Collected data entries:
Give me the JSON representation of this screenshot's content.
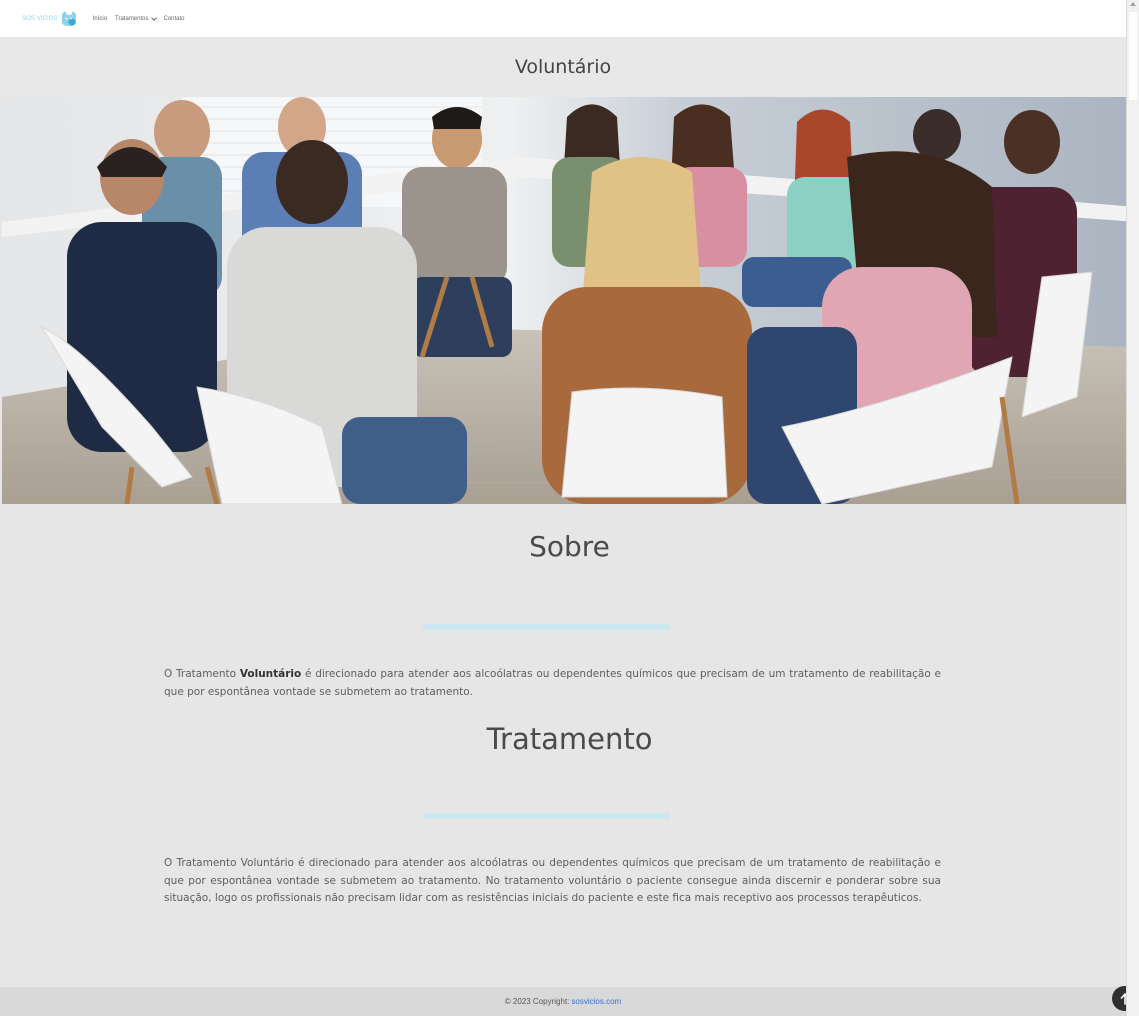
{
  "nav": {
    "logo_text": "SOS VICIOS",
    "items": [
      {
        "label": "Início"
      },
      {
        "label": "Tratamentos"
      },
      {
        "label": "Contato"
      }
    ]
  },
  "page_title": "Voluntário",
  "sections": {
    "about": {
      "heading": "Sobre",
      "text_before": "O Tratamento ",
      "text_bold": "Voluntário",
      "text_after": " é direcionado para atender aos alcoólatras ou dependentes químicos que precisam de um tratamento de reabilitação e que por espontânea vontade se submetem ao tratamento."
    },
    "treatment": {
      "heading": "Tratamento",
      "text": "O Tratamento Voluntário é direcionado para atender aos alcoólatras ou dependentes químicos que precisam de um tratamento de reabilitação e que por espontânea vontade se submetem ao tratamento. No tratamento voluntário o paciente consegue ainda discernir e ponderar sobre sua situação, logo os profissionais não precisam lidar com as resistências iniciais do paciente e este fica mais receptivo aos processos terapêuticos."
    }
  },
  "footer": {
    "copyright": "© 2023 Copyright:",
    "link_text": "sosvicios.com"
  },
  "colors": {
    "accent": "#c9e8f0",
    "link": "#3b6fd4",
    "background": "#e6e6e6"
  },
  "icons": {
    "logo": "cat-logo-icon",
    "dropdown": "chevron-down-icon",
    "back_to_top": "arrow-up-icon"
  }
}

**DIRECTIVE:**
Scan the material line by line and report each one that contains "para".

**FINAL RESULT:**
      "text_after": " é direcionado para atender aos alcoólatras ou dependentes químicos que precisam de um tratamento de reabilitação e que por espontânea vontade se submetem ao tratamento."
      "text": "O Tratamento Voluntário é direcionado para atender aos alcoólatras ou dependentes químicos que precisam de um tratamento de reabilitação e que por espontânea vontade se submetem ao tratamento. No tratamento voluntário o paciente consegue ainda discernir e ponderar sobre sua situação, logo os profissionais não precisam lidar com as resistências iniciais do paciente e este fica mais receptivo aos processos terapêuticos."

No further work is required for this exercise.